-- begin Supplied material --
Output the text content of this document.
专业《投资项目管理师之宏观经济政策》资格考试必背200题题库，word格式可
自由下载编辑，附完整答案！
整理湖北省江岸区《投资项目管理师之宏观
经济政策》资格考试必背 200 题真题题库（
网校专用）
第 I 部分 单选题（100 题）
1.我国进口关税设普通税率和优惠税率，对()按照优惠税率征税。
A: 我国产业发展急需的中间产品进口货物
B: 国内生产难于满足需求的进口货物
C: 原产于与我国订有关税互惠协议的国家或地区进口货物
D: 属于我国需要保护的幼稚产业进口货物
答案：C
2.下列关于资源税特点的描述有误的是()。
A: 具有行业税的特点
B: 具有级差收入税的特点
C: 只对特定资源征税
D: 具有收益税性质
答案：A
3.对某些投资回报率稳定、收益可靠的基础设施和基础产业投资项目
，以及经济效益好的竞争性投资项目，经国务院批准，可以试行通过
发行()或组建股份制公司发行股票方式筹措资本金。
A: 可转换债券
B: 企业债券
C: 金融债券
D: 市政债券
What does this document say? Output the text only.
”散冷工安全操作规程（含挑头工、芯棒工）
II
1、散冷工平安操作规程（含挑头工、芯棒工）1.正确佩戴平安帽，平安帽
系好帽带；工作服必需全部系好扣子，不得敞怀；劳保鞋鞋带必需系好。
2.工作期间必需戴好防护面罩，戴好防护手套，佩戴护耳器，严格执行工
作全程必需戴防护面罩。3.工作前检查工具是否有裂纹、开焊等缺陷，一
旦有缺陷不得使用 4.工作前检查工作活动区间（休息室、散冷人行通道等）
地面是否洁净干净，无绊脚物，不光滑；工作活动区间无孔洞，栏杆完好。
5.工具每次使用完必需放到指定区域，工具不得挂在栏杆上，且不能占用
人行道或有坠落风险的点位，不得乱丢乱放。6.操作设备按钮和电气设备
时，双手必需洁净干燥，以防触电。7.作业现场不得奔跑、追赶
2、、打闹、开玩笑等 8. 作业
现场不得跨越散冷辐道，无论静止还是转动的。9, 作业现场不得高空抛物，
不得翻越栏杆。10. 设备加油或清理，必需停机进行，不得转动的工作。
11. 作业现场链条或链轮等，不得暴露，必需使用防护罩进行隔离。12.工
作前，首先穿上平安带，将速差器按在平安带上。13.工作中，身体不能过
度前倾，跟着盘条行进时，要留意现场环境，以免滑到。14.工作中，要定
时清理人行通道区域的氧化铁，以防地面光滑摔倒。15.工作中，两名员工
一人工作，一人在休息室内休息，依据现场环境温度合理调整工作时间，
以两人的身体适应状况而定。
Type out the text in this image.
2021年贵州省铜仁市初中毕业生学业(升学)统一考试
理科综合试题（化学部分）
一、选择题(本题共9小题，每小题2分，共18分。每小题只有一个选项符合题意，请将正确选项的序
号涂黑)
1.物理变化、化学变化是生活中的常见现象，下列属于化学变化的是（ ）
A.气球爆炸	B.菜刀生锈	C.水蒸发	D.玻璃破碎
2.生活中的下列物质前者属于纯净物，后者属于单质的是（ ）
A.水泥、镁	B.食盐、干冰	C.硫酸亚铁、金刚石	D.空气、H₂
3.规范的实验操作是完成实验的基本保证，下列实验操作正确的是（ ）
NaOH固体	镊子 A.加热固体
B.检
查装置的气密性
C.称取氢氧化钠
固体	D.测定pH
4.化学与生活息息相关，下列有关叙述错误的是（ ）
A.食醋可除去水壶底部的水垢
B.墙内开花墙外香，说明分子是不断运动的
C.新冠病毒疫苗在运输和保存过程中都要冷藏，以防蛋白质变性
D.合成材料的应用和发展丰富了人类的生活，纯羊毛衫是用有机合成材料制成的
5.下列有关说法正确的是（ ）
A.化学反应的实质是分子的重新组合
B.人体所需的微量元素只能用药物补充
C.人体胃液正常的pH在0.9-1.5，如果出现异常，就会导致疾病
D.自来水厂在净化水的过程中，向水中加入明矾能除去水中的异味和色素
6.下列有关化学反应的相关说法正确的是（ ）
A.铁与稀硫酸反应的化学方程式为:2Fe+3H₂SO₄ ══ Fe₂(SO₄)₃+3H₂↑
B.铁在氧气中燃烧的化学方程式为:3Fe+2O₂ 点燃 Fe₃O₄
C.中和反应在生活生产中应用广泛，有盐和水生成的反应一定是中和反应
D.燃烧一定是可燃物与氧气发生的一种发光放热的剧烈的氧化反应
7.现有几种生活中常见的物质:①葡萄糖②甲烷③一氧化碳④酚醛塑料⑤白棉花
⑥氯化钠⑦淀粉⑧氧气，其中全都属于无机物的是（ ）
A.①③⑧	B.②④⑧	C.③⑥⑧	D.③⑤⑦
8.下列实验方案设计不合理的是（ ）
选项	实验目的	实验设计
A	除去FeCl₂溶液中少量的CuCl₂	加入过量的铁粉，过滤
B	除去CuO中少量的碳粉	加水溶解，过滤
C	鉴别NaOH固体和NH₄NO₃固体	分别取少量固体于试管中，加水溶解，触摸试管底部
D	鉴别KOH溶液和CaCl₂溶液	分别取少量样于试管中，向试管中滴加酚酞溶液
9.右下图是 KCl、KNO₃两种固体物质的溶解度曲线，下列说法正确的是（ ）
-- end Supplied material --
Brief:
Copy and report every line where the word "Output" is present.

Response below:
Output the text content of this document.
What does this document say? Output the text only.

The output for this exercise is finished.